● Task objective
In the entries below, count every line containing "this". Return the number and nothing else.

==*==

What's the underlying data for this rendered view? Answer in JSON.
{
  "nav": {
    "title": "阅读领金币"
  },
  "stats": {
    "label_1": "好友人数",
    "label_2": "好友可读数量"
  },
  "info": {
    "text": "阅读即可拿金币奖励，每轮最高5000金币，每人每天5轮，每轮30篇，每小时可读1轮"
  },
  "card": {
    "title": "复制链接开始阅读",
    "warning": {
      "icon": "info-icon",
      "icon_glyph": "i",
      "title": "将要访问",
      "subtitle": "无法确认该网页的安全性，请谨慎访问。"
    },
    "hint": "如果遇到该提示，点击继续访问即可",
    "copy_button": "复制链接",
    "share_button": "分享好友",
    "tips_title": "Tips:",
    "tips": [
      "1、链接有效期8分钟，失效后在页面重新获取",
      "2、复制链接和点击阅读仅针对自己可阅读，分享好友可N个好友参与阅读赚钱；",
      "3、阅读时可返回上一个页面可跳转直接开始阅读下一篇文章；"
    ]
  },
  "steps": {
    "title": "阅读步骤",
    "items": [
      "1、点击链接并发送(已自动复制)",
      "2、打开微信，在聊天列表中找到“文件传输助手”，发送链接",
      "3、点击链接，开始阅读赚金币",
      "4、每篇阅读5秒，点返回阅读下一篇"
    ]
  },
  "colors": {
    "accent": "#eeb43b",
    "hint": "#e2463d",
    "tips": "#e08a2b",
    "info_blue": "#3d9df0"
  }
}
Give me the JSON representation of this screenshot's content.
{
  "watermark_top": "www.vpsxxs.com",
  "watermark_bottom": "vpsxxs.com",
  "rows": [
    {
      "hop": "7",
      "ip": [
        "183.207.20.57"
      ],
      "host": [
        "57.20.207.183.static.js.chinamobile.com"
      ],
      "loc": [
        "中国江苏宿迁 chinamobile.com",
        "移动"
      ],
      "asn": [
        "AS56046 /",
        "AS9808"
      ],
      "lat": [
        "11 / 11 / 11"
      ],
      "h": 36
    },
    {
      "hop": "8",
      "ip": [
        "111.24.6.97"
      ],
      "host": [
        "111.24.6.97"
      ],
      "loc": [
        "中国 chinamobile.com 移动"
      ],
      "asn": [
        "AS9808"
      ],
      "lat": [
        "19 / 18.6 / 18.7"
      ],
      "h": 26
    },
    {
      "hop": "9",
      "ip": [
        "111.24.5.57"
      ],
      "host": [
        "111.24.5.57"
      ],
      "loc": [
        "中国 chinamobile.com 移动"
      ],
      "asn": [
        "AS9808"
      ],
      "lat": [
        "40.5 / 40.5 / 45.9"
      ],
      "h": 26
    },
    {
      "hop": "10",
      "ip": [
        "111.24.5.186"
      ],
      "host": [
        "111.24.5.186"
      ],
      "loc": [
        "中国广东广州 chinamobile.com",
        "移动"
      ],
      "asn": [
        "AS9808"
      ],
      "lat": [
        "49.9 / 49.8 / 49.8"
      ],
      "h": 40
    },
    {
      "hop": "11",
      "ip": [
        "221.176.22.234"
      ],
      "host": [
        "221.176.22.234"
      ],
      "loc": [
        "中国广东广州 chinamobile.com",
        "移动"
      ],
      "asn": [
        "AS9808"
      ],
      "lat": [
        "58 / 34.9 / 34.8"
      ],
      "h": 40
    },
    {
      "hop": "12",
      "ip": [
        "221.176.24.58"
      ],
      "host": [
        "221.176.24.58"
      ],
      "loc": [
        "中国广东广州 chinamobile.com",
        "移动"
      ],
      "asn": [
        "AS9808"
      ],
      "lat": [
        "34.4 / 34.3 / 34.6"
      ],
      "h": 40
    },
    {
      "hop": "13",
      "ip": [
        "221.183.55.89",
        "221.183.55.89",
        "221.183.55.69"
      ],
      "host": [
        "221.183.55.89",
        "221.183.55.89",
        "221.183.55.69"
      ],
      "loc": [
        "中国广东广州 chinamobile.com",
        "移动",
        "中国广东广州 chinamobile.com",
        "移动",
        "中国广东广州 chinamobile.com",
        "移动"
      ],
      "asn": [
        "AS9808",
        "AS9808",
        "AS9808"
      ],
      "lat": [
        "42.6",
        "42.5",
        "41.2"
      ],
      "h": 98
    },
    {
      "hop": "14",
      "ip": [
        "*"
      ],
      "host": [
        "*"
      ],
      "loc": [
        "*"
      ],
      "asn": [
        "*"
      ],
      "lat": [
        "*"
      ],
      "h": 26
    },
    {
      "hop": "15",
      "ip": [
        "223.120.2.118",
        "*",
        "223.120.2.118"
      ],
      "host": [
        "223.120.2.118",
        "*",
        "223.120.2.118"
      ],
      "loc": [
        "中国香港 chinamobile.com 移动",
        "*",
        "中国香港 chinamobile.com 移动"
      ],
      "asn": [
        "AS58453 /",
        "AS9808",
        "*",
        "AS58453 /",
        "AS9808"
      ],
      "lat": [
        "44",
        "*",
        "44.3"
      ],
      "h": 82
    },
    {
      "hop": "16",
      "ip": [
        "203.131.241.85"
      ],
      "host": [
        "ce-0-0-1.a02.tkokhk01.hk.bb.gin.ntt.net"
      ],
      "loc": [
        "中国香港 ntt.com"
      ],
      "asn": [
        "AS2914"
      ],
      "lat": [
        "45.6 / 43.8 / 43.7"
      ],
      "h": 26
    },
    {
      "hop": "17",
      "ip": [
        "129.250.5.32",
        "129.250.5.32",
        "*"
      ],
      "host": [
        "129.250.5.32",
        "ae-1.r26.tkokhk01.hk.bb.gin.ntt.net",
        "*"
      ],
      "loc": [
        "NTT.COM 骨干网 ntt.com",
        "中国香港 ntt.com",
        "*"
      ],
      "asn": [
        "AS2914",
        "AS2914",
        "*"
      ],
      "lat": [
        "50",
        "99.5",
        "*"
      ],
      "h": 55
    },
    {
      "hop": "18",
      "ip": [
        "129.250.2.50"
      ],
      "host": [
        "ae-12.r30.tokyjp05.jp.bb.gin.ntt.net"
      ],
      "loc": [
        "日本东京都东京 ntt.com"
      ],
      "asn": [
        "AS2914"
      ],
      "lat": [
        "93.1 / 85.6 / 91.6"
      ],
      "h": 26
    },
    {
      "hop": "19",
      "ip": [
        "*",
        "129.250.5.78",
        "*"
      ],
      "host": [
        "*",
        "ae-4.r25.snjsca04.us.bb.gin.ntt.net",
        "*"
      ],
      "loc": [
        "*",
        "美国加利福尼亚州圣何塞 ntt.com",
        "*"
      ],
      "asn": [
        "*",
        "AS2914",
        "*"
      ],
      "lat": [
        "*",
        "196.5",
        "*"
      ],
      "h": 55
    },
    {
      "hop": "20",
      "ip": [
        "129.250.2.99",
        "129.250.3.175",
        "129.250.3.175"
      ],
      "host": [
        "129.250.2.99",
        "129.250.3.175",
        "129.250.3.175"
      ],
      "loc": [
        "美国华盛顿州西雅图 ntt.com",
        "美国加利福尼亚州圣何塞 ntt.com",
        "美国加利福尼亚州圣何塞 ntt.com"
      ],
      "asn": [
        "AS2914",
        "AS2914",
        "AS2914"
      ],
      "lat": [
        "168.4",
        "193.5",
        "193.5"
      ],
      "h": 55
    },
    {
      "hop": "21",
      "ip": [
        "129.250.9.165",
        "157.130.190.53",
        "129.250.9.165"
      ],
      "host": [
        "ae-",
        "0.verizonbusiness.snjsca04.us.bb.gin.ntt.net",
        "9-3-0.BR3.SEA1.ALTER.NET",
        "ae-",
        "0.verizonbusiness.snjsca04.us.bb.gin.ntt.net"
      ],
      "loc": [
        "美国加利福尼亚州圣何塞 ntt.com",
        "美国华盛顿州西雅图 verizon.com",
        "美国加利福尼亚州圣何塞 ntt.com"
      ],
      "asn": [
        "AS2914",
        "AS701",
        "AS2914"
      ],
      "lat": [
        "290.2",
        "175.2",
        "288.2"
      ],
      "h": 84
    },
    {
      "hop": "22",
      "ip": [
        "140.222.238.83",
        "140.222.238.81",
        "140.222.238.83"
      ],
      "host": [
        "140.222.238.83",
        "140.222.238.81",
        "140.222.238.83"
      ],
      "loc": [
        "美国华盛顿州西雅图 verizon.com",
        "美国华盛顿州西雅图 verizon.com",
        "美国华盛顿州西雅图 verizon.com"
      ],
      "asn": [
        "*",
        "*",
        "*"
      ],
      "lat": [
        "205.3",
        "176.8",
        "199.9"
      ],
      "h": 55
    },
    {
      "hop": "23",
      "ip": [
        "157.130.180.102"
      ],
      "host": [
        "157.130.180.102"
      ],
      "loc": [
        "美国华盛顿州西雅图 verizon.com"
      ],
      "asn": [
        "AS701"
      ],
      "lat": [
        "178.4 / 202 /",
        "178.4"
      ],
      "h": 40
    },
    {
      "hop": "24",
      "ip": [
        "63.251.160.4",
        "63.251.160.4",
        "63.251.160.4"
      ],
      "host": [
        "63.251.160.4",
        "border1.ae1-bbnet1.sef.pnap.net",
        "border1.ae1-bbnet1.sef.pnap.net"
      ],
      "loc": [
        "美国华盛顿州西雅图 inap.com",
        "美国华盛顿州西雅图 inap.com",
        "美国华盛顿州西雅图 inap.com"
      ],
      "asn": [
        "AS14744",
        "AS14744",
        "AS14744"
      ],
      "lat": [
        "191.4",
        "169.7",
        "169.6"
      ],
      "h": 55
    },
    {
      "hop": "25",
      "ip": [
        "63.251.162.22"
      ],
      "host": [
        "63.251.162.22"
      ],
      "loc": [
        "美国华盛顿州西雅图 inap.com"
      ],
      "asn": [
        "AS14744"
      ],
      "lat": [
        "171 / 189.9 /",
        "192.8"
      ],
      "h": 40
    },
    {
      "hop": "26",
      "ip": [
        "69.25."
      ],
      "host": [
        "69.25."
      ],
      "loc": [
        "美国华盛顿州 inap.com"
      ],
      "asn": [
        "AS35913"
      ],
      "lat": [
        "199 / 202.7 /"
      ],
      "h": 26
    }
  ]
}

==*==

● Full solution
2